Extracted records ->

———

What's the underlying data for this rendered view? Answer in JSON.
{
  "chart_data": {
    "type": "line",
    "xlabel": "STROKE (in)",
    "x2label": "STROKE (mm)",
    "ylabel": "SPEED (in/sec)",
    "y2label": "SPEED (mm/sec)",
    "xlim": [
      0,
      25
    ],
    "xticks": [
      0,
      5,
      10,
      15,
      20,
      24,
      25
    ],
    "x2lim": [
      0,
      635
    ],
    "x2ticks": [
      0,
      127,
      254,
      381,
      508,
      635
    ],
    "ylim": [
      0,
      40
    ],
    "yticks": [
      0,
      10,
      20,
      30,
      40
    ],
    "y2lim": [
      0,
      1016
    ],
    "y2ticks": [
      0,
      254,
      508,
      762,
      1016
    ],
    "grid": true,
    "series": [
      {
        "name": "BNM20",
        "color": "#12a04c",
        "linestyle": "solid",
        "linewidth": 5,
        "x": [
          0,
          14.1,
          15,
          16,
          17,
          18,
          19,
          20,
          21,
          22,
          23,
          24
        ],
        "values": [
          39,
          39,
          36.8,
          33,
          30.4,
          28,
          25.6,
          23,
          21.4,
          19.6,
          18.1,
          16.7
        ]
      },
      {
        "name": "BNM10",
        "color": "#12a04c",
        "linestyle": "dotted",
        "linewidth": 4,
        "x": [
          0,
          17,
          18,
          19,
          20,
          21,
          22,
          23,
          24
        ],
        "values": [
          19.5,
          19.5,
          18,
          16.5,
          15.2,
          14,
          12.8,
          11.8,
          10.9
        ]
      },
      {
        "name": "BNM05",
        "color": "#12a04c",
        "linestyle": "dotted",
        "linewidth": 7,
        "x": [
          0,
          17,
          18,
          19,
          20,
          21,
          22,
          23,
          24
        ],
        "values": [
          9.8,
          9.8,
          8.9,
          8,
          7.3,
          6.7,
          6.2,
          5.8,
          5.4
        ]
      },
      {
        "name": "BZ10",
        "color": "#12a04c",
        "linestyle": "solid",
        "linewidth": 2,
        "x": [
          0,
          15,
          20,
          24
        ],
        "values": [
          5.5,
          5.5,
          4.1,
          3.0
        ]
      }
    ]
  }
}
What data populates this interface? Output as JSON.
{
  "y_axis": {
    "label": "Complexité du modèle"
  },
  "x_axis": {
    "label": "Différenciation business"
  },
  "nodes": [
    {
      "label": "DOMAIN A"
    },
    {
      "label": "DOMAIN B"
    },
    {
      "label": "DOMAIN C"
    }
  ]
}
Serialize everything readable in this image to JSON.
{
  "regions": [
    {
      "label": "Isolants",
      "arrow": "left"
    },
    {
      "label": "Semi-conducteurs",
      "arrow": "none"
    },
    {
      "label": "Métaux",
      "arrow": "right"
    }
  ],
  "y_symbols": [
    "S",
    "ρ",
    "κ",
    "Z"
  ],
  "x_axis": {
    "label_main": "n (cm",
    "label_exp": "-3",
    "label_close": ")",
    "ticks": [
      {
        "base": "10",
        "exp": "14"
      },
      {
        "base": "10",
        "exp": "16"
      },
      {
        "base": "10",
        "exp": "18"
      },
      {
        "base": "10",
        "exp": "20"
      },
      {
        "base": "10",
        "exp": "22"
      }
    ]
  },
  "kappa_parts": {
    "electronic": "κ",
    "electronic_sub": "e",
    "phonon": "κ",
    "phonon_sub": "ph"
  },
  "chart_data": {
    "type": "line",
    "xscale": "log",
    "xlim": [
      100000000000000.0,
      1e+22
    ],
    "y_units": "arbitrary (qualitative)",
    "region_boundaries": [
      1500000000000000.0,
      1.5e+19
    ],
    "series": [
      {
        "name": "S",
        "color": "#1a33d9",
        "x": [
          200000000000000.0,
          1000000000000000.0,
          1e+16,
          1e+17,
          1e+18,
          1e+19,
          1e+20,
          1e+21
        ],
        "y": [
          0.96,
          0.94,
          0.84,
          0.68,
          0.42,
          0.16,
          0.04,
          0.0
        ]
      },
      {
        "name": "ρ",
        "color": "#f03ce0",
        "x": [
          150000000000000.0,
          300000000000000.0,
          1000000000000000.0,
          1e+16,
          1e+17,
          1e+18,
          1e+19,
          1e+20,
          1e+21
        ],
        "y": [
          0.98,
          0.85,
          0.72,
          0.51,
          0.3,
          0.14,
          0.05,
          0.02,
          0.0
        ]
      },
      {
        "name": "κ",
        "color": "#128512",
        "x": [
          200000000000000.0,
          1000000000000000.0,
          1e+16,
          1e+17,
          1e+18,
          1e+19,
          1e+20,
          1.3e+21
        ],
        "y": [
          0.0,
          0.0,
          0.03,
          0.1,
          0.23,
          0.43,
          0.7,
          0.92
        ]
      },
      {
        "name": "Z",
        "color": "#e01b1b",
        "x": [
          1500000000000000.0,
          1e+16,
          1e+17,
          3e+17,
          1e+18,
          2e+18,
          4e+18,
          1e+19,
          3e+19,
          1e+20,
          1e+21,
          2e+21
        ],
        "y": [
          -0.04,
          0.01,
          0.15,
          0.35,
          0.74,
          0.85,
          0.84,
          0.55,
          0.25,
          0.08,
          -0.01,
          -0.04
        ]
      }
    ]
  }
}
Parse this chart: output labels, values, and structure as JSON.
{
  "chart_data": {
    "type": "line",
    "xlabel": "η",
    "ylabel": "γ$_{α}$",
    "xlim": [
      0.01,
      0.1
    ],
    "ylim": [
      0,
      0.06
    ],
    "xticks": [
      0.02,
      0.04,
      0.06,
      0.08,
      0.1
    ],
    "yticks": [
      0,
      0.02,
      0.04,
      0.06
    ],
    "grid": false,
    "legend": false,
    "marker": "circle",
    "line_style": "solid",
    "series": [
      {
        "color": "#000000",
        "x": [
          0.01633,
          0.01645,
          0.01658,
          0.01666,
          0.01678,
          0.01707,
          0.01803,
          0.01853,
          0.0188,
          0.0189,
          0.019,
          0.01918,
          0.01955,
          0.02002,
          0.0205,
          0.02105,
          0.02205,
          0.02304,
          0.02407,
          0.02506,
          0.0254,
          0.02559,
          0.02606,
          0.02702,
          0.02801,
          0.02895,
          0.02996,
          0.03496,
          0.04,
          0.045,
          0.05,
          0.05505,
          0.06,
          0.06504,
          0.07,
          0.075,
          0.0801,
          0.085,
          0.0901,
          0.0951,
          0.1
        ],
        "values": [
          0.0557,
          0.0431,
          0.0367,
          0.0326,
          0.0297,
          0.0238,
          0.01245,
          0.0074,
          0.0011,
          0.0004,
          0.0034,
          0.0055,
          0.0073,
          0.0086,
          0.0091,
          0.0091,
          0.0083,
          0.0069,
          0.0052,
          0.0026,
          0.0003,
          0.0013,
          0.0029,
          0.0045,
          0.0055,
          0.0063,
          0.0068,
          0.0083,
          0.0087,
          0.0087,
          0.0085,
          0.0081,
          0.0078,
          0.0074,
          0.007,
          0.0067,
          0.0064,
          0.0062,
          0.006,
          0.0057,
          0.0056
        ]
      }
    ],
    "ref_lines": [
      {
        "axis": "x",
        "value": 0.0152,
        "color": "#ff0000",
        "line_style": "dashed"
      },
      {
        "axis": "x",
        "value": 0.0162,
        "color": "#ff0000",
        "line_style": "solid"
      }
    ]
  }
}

———

To do ->
Above are some records; extract every one of them exactly.

Written solution ->
What's the underlying data for this rendered view? Answer in JSON.
{
  "chart_data": {
    "type": "line",
    "xlabel": "STROKE (in)",
    "x2label": "STROKE (mm)",
    "ylabel": "SPEED (in/sec)",
    "y2label": "SPEED (mm/sec)",
    "xlim": [
      0,
      25
    ],
    "xticks": [
      0,
      5,
      10,
      15,
      20,
      24,
      25
    ],
    "x2lim": [
      0,
      635
    ],
    "x2ticks": [
      0,
      127,
      254,
      381,
      508,
      635
    ],
    "ylim": [
      0,
      40
    ],
    "yticks": [
      0,
      10,
      20,
      30,
      40
    ],
    "y2lim": [
      0,
      1016
    ],
    "y2ticks": [
      0,
      254,
      508,
      762,
      1016
    ],
    "grid": true,
    "series": [
      {
        "name": "BNM20",
        "color": "#12a04c",
        "linestyle": "solid",
        "linewidth": 5,
        "x": [
          0,
          14.1,
          15,
          16,
          17,
          18,
          19,
          20,
          21,
          22,
          23,
          24
        ],
        "values": [
          39,
          39,
          36.8,
          33,
          30.4,
          28,
          25.6,
          23,
          21.4,
          19.6,
          18.1,
          16.7
        ]
      },
      {
        "name": "BNM10",
        "color": "#12a04c",
        "linestyle": "dotted",
        "linewidth": 4,
        "x": [
          0,
          17,
          18,
          19,
          20,
          21,
          22,
          23,
          24
        ],
        "values": [
          19.5,
          19.5,
          18,
          16.5,
          15.2,
          14,
          12.8,
          11.8,
          10.9
        ]
      },
      {
        "name": "BNM05",
        "color": "#12a04c",
        "linestyle": "dotted",
        "linewidth": 7,
        "x": [
          0,
          17,
          18,
          19,
          20,
          21,
          22,
          23,
          24
        ],
        "values": [
          9.8,
          9.8,
          8.9,
          8,
          7.3,
          6.7,
          6.2,
          5.8,
          5.4
        ]
      },
      {
        "name": "BZ10",
        "color": "#12a04c",
        "linestyle": "solid",
        "linewidth": 2,
        "x": [
          0,
          15,
          20,
          24
        ],
        "values": [
          5.5,
          5.5,
          4.1,
          3.0
        ]
      }
    ]
  }
}
What data populates this interface? Output as JSON.
{
  "y_axis": {
    "label": "Complexité du modèle"
  },
  "x_axis": {
    "label": "Différenciation business"
  },
  "nodes": [
    {
      "label": "DOMAIN A"
    },
    {
      "label": "DOMAIN B"
    },
    {
      "label": "DOMAIN C"
    }
  ]
}
Serialize everything readable in this image to JSON.
{
  "regions": [
    {
      "label": "Isolants",
      "arrow": "left"
    },
    {
      "label": "Semi-conducteurs",
      "arrow": "none"
    },
    {
      "label": "Métaux",
      "arrow": "right"
    }
  ],
  "y_symbols": [
    "S",
    "ρ",
    "κ",
    "Z"
  ],
  "x_axis": {
    "label_main": "n (cm",
    "label_exp": "-3",
    "label_close": ")",
    "ticks": [
      {
        "base": "10",
        "exp": "14"
      },
      {
        "base": "10",
        "exp": "16"
      },
      {
        "base": "10",
        "exp": "18"
      },
      {
        "base": "10",
        "exp": "20"
      },
      {
        "base": "10",
        "exp": "22"
      }
    ]
  },
  "kappa_parts": {
    "electronic": "κ",
    "electronic_sub": "e",
    "phonon": "κ",
    "phonon_sub": "ph"
  },
  "chart_data": {
    "type": "line",
    "xscale": "log",
    "xlim": [
      100000000000000.0,
      1e+22
    ],
    "y_units": "arbitrary (qualitative)",
    "region_boundaries": [
      1500000000000000.0,
      1.5e+19
    ],
    "series": [
      {
        "name": "S",
        "color": "#1a33d9",
        "x": [
          200000000000000.0,
          1000000000000000.0,
          1e+16,
          1e+17,
          1e+18,
          1e+19,
          1e+20,
          1e+21
        ],
        "y": [
          0.96,
          0.94,
          0.84,
          0.68,
          0.42,
          0.16,
          0.04,
          0.0
        ]
      },
      {
        "name": "ρ",
        "color": "#f03ce0",
        "x": [
          150000000000000.0,
          300000000000000.0,
          1000000000000000.0,
          1e+16,
          1e+17,
          1e+18,
          1e+19,
          1e+20,
          1e+21
        ],
        "y": [
          0.98,
          0.85,
          0.72,
          0.51,
          0.3,
          0.14,
          0.05,
          0.02,
          0.0
        ]
      },
      {
        "name": "κ",
        "color": "#128512",
        "x": [
          200000000000000.0,
          1000000000000000.0,
          1e+16,
          1e+17,
          1e+18,
          1e+19,
          1e+20,
          1.3e+21
        ],
        "y": [
          0.0,
          0.0,
          0.03,
          0.1,
          0.23,
          0.43,
          0.7,
          0.92
        ]
      },
      {
        "name": "Z",
        "color": "#e01b1b",
        "x": [
          1500000000000000.0,
          1e+16,
          1e+17,
          3e+17,
          1e+18,
          2e+18,
          4e+18,
          1e+19,
          3e+19,
          1e+20,
          1e+21,
          2e+21
        ],
        "y": [
          -0.04,
          0.01,
          0.15,
          0.35,
          0.74,
          0.85,
          0.84,
          0.55,
          0.25,
          0.08,
          -0.01,
          -0.04
        ]
      }
    ]
  }
}
Parse this chart: output labels, values, and structure as JSON.
{
  "chart_data": {
    "type": "line",
    "xlabel": "η",
    "ylabel": "γ$_{α}$",
    "xlim": [
      0.01,
      0.1
    ],
    "ylim": [
      0,
      0.06
    ],
    "xticks": [
      0.02,
      0.04,
      0.06,
      0.08,
      0.1
    ],
    "yticks": [
      0,
      0.02,
      0.04,
      0.06
    ],
    "grid": false,
    "legend": false,
    "marker": "circle",
    "line_style": "solid",
    "series": [
      {
        "color": "#000000",
        "x": [
          0.01633,
          0.01645,
          0.01658,
          0.01666,
          0.01678,
          0.01707,
          0.01803,
          0.01853,
          0.0188,
          0.0189,
          0.019,
          0.01918,
          0.01955,
          0.02002,
          0.0205,
          0.02105,
          0.02205,
          0.02304,
          0.02407,
          0.02506,
          0.0254,
          0.02559,
          0.02606,
          0.02702,
          0.02801,
          0.02895,
          0.02996,
          0.03496,
          0.04,
          0.045,
          0.05,
          0.05505,
          0.06,
          0.06504,
          0.07,
          0.075,
          0.0801,
          0.085,
          0.0901,
          0.0951,
          0.1
        ],
        "values": [
          0.0557,
          0.0431,
          0.0367,
          0.0326,
          0.0297,
          0.0238,
          0.01245,
          0.0074,
          0.0011,
          0.0004,
          0.0034,
          0.0055,
          0.0073,
          0.0086,
          0.0091,
          0.0091,
          0.0083,
          0.0069,
          0.0052,
          0.0026,
          0.0003,
          0.0013,
          0.0029,
          0.0045,
          0.0055,
          0.0063,
          0.0068,
          0.0083,
          0.0087,
          0.0087,
          0.0085,
          0.0081,
          0.0078,
          0.0074,
          0.007,
          0.0067,
          0.0064,
          0.0062,
          0.006,
          0.0057,
          0.0056
        ]
      }
    ],
    "ref_lines": [
      {
        "axis": "x",
        "value": 0.0152,
        "color": "#ff0000",
        "line_style": "dashed"
      },
      {
        "axis": "x",
        "value": 0.0162,
        "color": "#ff0000",
        "line_style": "solid"
      }
    ]
  }
}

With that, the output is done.